Collection entries:
**********
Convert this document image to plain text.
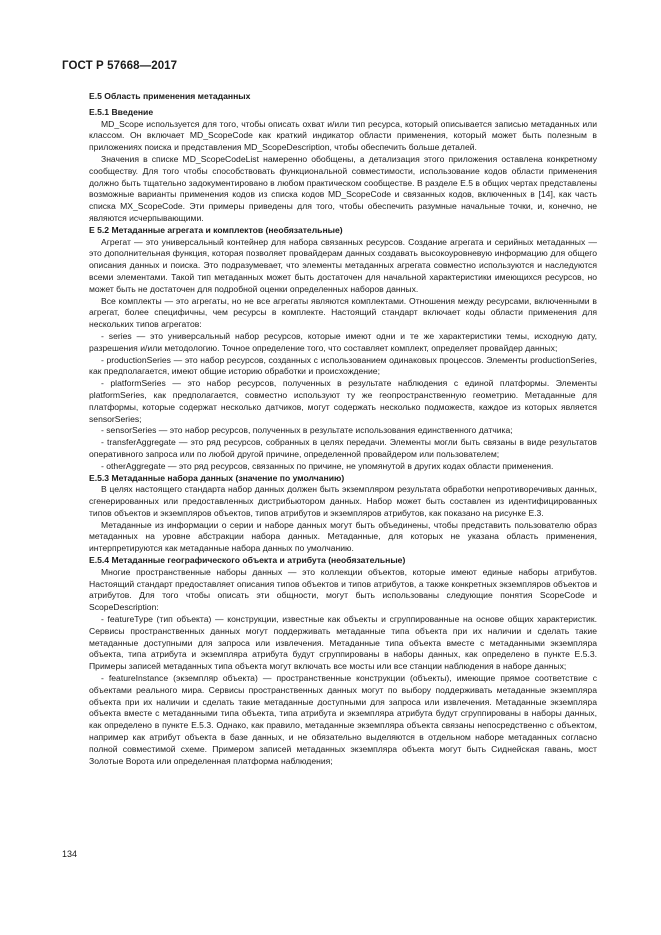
ГОСТ Р 57668—2017

E.5 Область применения метаданных

E.5.1 Введение

MD_Scope используется для того, чтобы описать охват и/или тип ресурса, который описывается записью метаданных или классом. Он включает MD_ScopeCode как краткий индикатор области применения, который может быть полезным в приложениях поиска и представления MD_ScopeDescription, чтобы обеспечить больше деталей.

Значения в списке MD_ScopeCodeList намеренно обобщены, а детализация этого приложения оставлена конкретному сообществу. Для того чтобы способствовать функциональной совместимости, использование кодов области применения должно быть тщательно задокументировано в любом практическом сообществе. В разделе E.5 в общих чертах представлены возможные варианты применения кодов из списка кодов MD_ScopeCode и связанных кодов, включенных в [14], как часть списка MX_ScopeCode. Эти примеры приведены для того, чтобы обеспечить разумные начальные точки, и, конечно, не являются исчерпывающими.

E 5.2 Метаданные агрегата и комплектов (необязательные)

Агрегат — это универсальный контейнер для набора связанных ресурсов. Создание агрегата и серийных метаданных — это дополнительная функция, которая позволяет провайдерам данных создавать высокоуровневую информацию для общего описания данных и поиска. Это подразумевает, что элементы метаданных агрегата совместно используются и наследуются всеми элементами. Такой тип метаданных может быть достаточен для начальной характеристики имеющихся ресурсов, но может быть не достаточен для подробной оценки определенных наборов данных.

Все комплекты — это агрегаты, но не все агрегаты являются комплектами. Отношения между ресурсами, включенными в агрегат, более специфичны, чем ресурсы в комплекте. Настоящий стандарт включает коды области применения для нескольких типов агрегатов:

- series — это универсальный набор ресурсов, которые имеют одни и те же характеристики темы, исходную дату, разрешения и/или методологию. Точное определение того, что составляет комплект, определяет провайдер данных;

- productionSeries — это набор ресурсов, созданных с использованием одинаковых процессов. Элементы productionSeries, как предполагается, имеют общие историю обработки и происхождение;

- platformSeries — это набор ресурсов, полученных в результате наблюдения с единой платформы. Элементы platformSeries, как предполагается, совместно используют ту же геопространственную геометрию. Метаданные для платформы, которые содержат несколько датчиков, могут содержать несколько подможеств, каждое из которых является sensorSeries;

- sensorSeries — это набор ресурсов, полученных в результате использования единственного датчика;

- transferAggregate — это ряд ресурсов, собранных в целях передачи. Элементы могли быть связаны в виде результатов оперативного запроса или по любой другой причине, определенной провайдером или пользователем;

- otherAggregate — это ряд ресурсов, связанных по причине, не упомянутой в других кодах области применения.

E.5.3 Метаданные набора данных (значение по умолчанию)

В целях настоящего стандарта набор данных должен быть экземпляром результата обработки непротиворечивых данных, сгенерированных или предоставленных дистрибьютором данных. Набор может быть составлен из идентифицированных типов объектов и экземпляров объектов, типов атрибутов и экземпляров атрибутов, как показано на рисунке E.3.

Метаданные из информации о серии и наборе данных могут быть объединены, чтобы представить пользователю образ метаданных на уровне абстракции набора данных. Метаданные, для которых не указана область применения, интерпретируются как метаданные набора данных по умолчанию.

E.5.4 Метаданные географического объекта и атрибута (необязательные)

Многие пространственные наборы данных — это коллекции объектов, которые имеют единые наборы атрибутов. Настоящий стандарт предоставляет описания типов объектов и типов атрибутов, а также конкретных экземпляров объектов и атрибутов. Для того чтобы описать эти общности, могут быть использованы следующие понятия ScopeCode и ScopeDescription:

- featureType (тип объекта) — конструкции, известные как объекты и сгруппированные на основе общих характеристик. Сервисы пространственных данных могут поддерживать метаданные типа объекта при их наличии и сделать такие метаданные доступными для запроса или извлечения. Метаданные типа объекта вместе с метаданными экземпляра объекта, типа атрибута и экземпляра атрибута будут сгруппированы в наборы данных, как определено в пункте E.5.3. Примеры записей метаданных типа объекта могут включать все мосты или все станции наблюдения в наборе данных;

- featureInstance (экземпляр объекта) — пространственные конструкции (объекты), имеющие прямое соответствие с объектами реального мира. Сервисы пространственных данных могут по выбору поддерживать метаданные экземпляра объекта при их наличии и сделать такие метаданные доступными для запроса или извлечения. Метаданные экземпляра объекта вместе с метаданными типа объекта, типа атрибута и экземпляра атрибута будут сгруппированы в наборы данных, как определено в пункте E.5.3. Однако, как правило, метаданные экземпляра объекта связаны непосредственно с объектом, например как атрибут объекта в базе данных, и не обязательно выделяются в отдельном наборе метаданных согласно полной совместимой схеме. Примером записей метаданных экземпляра объекта могут быть Сиднейская гавань, мост Золотые Ворота или определенная платформа наблюдения;

134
**********
> **PROBLEM DESCRIPTION**: From the material above, reproduce everything verbatim except the pictures.

> **FINISHED EXERCISE**:
Convert this document image to plain text.
ГОСТ Р 57668—2017

E.5 Область применения метаданных

E.5.1 Введение

MD_Scope используется для того, чтобы описать охват и/или тип ресурса, который описывается записью метаданных или классом. Он включает MD_ScopeCode как краткий индикатор области применения, который может быть полезным в приложениях поиска и представления MD_ScopeDescription, чтобы обеспечить больше деталей.

Значения в списке MD_ScopeCodeList намеренно обобщены, а детализация этого приложения оставлена конкретному сообществу. Для того чтобы способствовать функциональной совместимости, использование кодов области применения должно быть тщательно задокументировано в любом практическом сообществе. В разделе E.5 в общих чертах представлены возможные варианты применения кодов из списка кодов MD_ScopeCode и связанных кодов, включенных в [14], как часть списка MX_ScopeCode. Эти примеры приведены для того, чтобы обеспечить разумные начальные точки, и, конечно, не являются исчерпывающими.

E 5.2 Метаданные агрегата и комплектов (необязательные)

Агрегат — это универсальный контейнер для набора связанных ресурсов. Создание агрегата и серийных метаданных — это дополнительная функция, которая позволяет провайдерам данных создавать высокоуровневую информацию для общего описания данных и поиска. Это подразумевает, что элементы метаданных агрегата совместно используются и наследуются всеми элементами. Такой тип метаданных может быть достаточен для начальной характеристики имеющихся ресурсов, но может быть не достаточен для подробной оценки определенных наборов данных.

Все комплекты — это агрегаты, но не все агрегаты являются комплектами. Отношения между ресурсами, включенными в агрегат, более специфичны, чем ресурсы в комплекте. Настоящий стандарт включает коды области применения для нескольких типов агрегатов:

- series — это универсальный набор ресурсов, которые имеют одни и те же характеристики темы, исходную дату, разрешения и/или методологию. Точное определение того, что составляет комплект, определяет провайдер данных;

- productionSeries — это набор ресурсов, созданных с использованием одинаковых процессов. Элементы productionSeries, как предполагается, имеют общие историю обработки и происхождение;

- platformSeries — это набор ресурсов, полученных в результате наблюдения с единой платформы. Элементы platformSeries, как предполагается, совместно используют ту же геопространственную геометрию. Метаданные для платформы, которые содержат несколько датчиков, могут содержать несколько подможеств, каждое из которых является sensorSeries;

- sensorSeries — это набор ресурсов, полученных в результате использования единственного датчика;

- transferAggregate — это ряд ресурсов, собранных в целях передачи. Элементы могли быть связаны в виде результатов оперативного запроса или по любой другой причине, определенной провайдером или пользователем;

- otherAggregate — это ряд ресурсов, связанных по причине, не упомянутой в других кодах области применения.

E.5.3 Метаданные набора данных (значение по умолчанию)

В целях настоящего стандарта набор данных должен быть экземпляром результата обработки непротиворечивых данных, сгенерированных или предоставленных дистрибьютором данных. Набор может быть составлен из идентифицированных типов объектов и экземпляров объектов, типов атрибутов и экземпляров атрибутов, как показано на рисунке E.3.

Метаданные из информации о серии и наборе данных могут быть объединены, чтобы представить пользователю образ метаданных на уровне абстракции набора данных. Метаданные, для которых не указана область применения, интерпретируются как метаданные набора данных по умолчанию.

E.5.4 Метаданные географического объекта и атрибута (необязательные)

Многие пространственные наборы данных — это коллекции объектов, которые имеют единые наборы атрибутов. Настоящий стандарт предоставляет описания типов объектов и типов атрибутов, а также конкретных экземпляров объектов и атрибутов. Для того чтобы описать эти общности, могут быть использованы следующие понятия ScopeCode и ScopeDescription:

- featureType (тип объекта) — конструкции, известные как объекты и сгруппированные на основе общих характеристик. Сервисы пространственных данных могут поддерживать метаданные типа объекта при их наличии и сделать такие метаданные доступными для запроса или извлечения. Метаданные типа объекта вместе с метаданными экземпляра объекта, типа атрибута и экземпляра атрибута будут сгруппированы в наборы данных, как определено в пункте E.5.3. Примеры записей метаданных типа объекта могут включать все мосты или все станции наблюдения в наборе данных;

- featureInstance (экземпляр объекта) — пространственные конструкции (объекты), имеющие прямое соответствие с объектами реального мира. Сервисы пространственных данных могут по выбору поддерживать метаданные экземпляра объекта при их наличии и сделать такие метаданные доступными для запроса или извлечения. Метаданные экземпляра объекта вместе с метаданными типа объекта, типа атрибута и экземпляра атрибута будут сгруппированы в наборы данных, как определено в пункте E.5.3. Однако, как правило, метаданные экземпляра объекта связаны непосредственно с объектом, например как атрибут объекта в базе данных, и не обязательно выделяются в отдельном наборе метаданных согласно полной совместимой схеме. Примером записей метаданных экземпляра объекта могут быть Сиднейская гавань, мост Золотые Ворота или определенная платформа наблюдения;

134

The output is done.